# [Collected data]
__________
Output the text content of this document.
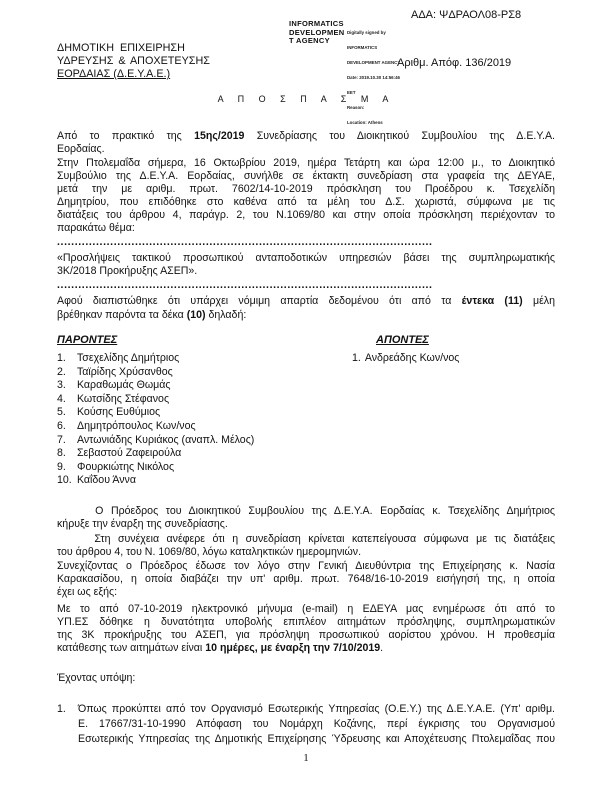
ΑΔΑ: ΨΔΡΑΟΛ08-ΡΣ8
INFORMATICS
DEVELOPMEN
T AGENCY

Digitally signed by

INFORMATICS

DEVELOPMENT AGENCY

Date: 2019.10.30 14:56:46

EET

Reason:

Location: Athens

ΔΗΜΟΤΙΚΗ ΕΠΙΧΕΙΡΗΣΗ
ΥΔΡΕΥΣΗΣ & ΑΠΟΧΕΤΕΥΣΗΣ
ΕΟΡΔΑΙΑΣ (Δ.Ε.Υ.Α.Ε.)
Αριθμ. Απόφ. 136/2019
Α Π Ο Σ Π Α Σ Μ Α
Από το πρακτικό της 15ης/2019 Συνεδρίασης του Διοικητικού Συμβουλίου της Δ.Ε.Υ.Α.
Εορδαίας.
Στην Πτολεμαΐδα σήμερα, 16 Οκτωβρίου 2019, ημέρα Τετάρτη και ώρα 12:00 μ., το Διοικητικό
Συμβούλιο της Δ.Ε.Υ.Α. Εορδαίας, συνήλθε σε έκτακτη συνεδρίαση στα γραφεία της ΔΕΥΑΕ,
μετά την με αριθμ. πρωτ. 7602/14-10-2019 πρόσκληση του Προέδρου κ. Τσεχελίδη
Δημητρίου, που επιδόθηκε στο καθένα από τα μέλη του Δ.Σ. χωριστά, σύμφωνα με τις
διατάξεις του άρθρου 4, παράγρ. 2, του Ν.1069/80 και στην οποία πρόσκληση περιέχονταν το
παρακάτω θέμα:
..........................................................................................................
«Προσλήψεις τακτικού προσωπικού ανταποδοτικών υπηρεσιών βάσει της συμπληρωματικής
3Κ/2018 Προκήρυξης ΑΣΕΠ».
..........................................................................................................
Αφού διαπιστώθηκε ότι υπάρχει νόμιμη απαρτία δεδομένου ότι από τα έντεκα (11) μέλη
βρέθηκαν παρόντα τα δέκα (10) δηλαδή:
ΠΑΡΟΝΤΕΣ	ΑΠΟΝΤΕΣ
1. Τσεχελίδης Δημήτριος
2. Ταϊρίδης Χρύσανθος
3. Καραθωμάς Θωμάς
4. Κωτσίδης Στέφανος
5. Κούσης Ευθύμιος
6. Δημητρόπουλος Κων/νος
7. Αντωνιάδης Κυριάκος (αναπλ. Μέλος)
8. Σεβαστού Ζαφειρούλα
9. Φουρκιώτης Νικόλος
10. Καΐδου Άννα
1. Ανδρεάδης Κων/νος
Ο Πρόεδρος του Διοικητικού Συμβουλίου της Δ.Ε.Υ.Α. Εορδαίας κ. Τσεχελίδης Δημήτριος
κήρυξε την έναρξη της συνεδρίασης.
Στη συνέχεια ανέφερε ότι η συνεδρίαση κρίνεται κατεπείγουσα σύμφωνα με τις διατάξεις
του άρθρου 4, του Ν. 1069/80, λόγω καταληκτικών ημερομηνιών.
Συνεχίζοντας ο Πρόεδρος έδωσε τον λόγο στην Γενική Διευθύντρια της Επιχείρησης κ. Νασία
Καρακασίδου, η οποία διαβάζει την υπ' αριθμ. πρωτ. 7648/16-10-2019 εισήγησή της, η οποία
έχει ως εξής:
Με το από 07-10-2019 ηλεκτρονικό μήνυμα (e-mail) η ΕΔΕΥΑ μας ενημέρωσε ότι από το
ΥΠ.ΕΣ δόθηκε η δυνατότητα υποβολής επιπλέον αιτημάτων πρόσληψης, συμπληρωματικών
της 3Κ προκήρυξης του ΑΣΕΠ, για πρόσληψη προσωπικού αορίστου χρόνου. Η προθεσμία
κατάθεσης των αιτημάτων είναι 10 ημέρες, με έναρξη την 7/10/2019.
Έχοντας υπόψη:
1. Όπως προκύπτει από τον Οργανισμό Εσωτερικής Υπηρεσίας (Ο.Ε.Υ.) της Δ.Ε.Υ.Α.Ε. (Υπ' αριθμ.
Ε. 17667/31-10-1990 Απόφαση του Νομάρχη Κοζάνης, περί έγκρισης του Οργανισμού
Εσωτερικής Υπηρεσίας της Δημοτικής Επιχείρησης Ύδρευσης και Αποχέτευσης Πτολεμαΐδας που
1
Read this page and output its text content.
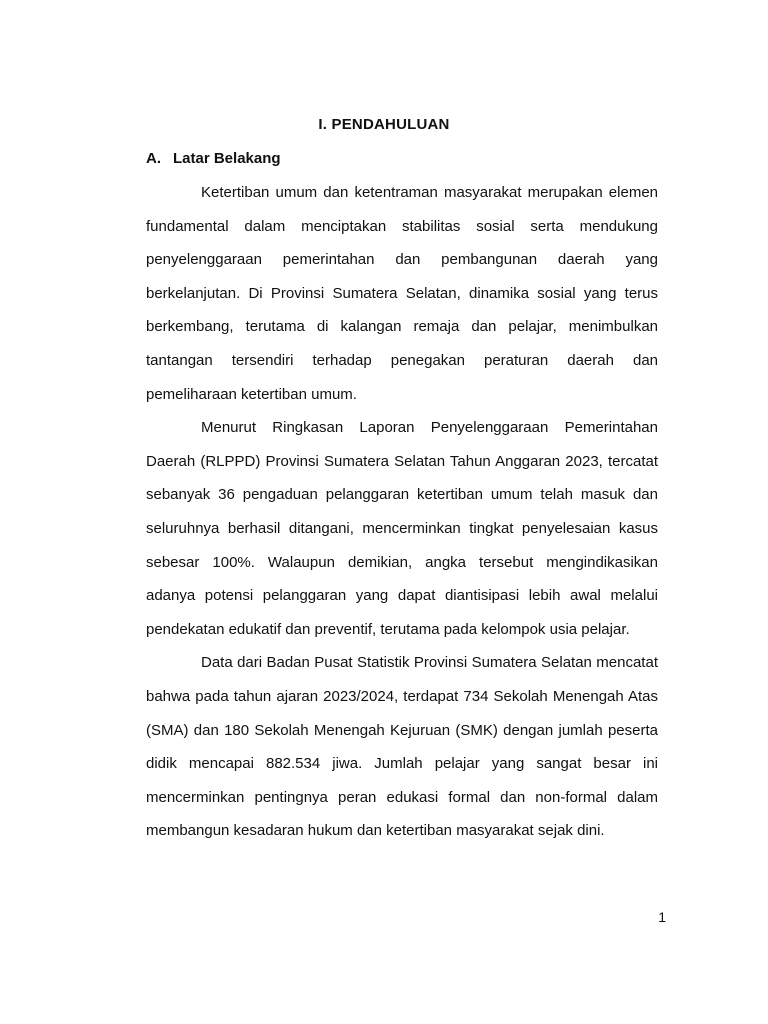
I. PENDAHULUAN
A. Latar Belakang

Ketertiban umum dan ketentraman masyarakat merupakan elemen fundamental dalam menciptakan stabilitas sosial serta mendukung penyelenggaraan pemerintahan dan pembangunan daerah yang berkelanjutan. Di Provinsi Sumatera Selatan, dinamika sosial yang terus berkembang, terutama di kalangan remaja dan pelajar, menimbulkan tantangan tersendiri terhadap penegakan peraturan daerah dan pemeliharaan ketertiban umum.

Menurut Ringkasan Laporan Penyelenggaraan Pemerintahan Daerah (RLPPD) Provinsi Sumatera Selatan Tahun Anggaran 2023, tercatat sebanyak 36 pengaduan pelanggaran ketertiban umum telah masuk dan seluruhnya berhasil ditangani, mencerminkan tingkat penyelesaian kasus sebesar 100%. Walaupun demikian, angka tersebut mengindikasikan adanya potensi pelanggaran yang dapat diantisipasi lebih awal melalui pendekatan edukatif dan preventif, terutama pada kelompok usia pelajar.

Data dari Badan Pusat Statistik Provinsi Sumatera Selatan mencatat bahwa pada tahun ajaran 2023/2024, terdapat 734 Sekolah Menengah Atas (SMA) dan 180 Sekolah Menengah Kejuruan (SMK) dengan jumlah peserta didik mencapai 882.534 jiwa. Jumlah pelajar yang sangat besar ini mencerminkan pentingnya peran edukasi formal dan non-formal dalam membangun kesadaran hukum dan ketertiban masyarakat sejak dini.

1
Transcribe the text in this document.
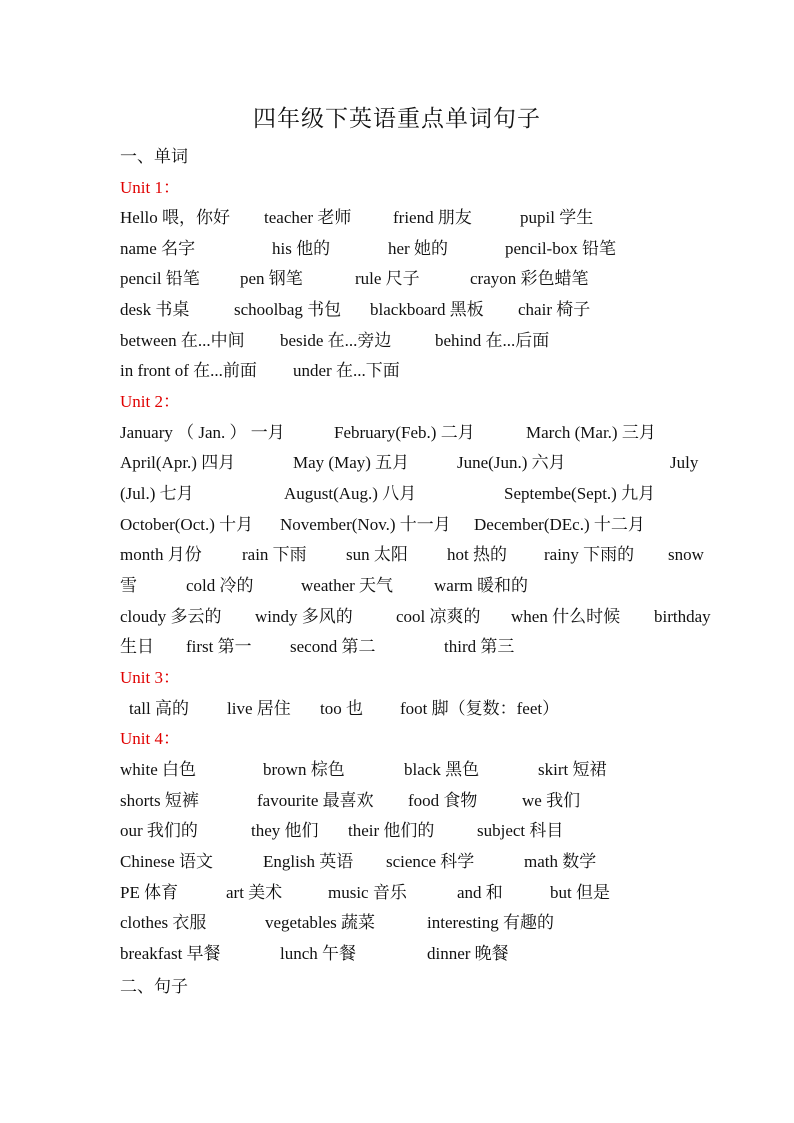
四年级下英语重点单词句子
一、单词
Unit 1：
Hello 喂，你好 teacher 老师 friend 朋友	pupil 学生
name 名字	his 他的	her 她的	pencil-box 铅笔
pencil 铅笔 pen 钢笔	rule 尺子	crayon 彩色蜡笔
desk 书桌	schoolbag 书包 blackboard 黑板 chair 椅子
between 在...中间 beside 在...旁边	behind 在...后面
in front of 在...前面 under 在...下面
Unit 2：
January （ Jan. ） 一月	February(Feb.) 二月	March (Mar.) 三月
April(Apr.) 四月	May (May) 五月	June(Jun.) 六月	July
(Jul.) 七月	August(Aug.) 八月	Septembe(Sept.) 九月
October(Oct.) 十月 November(Nov.) 十一月 December(DEc.) 十二月
month 月份 rain 下雨 sun 太阳 hot 热的 rainy 下雨的 snow
雪	cold 冷的	weather 天气 warm 暖和的
cloudy 多云的 windy 多风的	cool 凉爽的 when 什么时候 birthday
生日 first 第一 second 第二	third 第三
Unit 3：
tall 高的 live 居住 too 也 foot 脚（复数：feet）
Unit 4：
white 白色	brown 棕色	black 黑色	skirt 短裙
shorts 短裤	favourite 最喜欢 food 食物	we 我们
our 我们的	they 他们 their 他们的	subject 科目
Chinese 语文	English 英语 science 科学	math 数学
PE 体育	art 美术	music 音乐	and 和	but 但是
clothes 衣服	vegetables 蔬菜	interesting 有趣的
breakfast 早餐	lunch 午餐	dinner 晚餐
二、句子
__________
Each line that contains the string "Sumatera" counts once; say how many there are and nothing else.

# [Task output]
3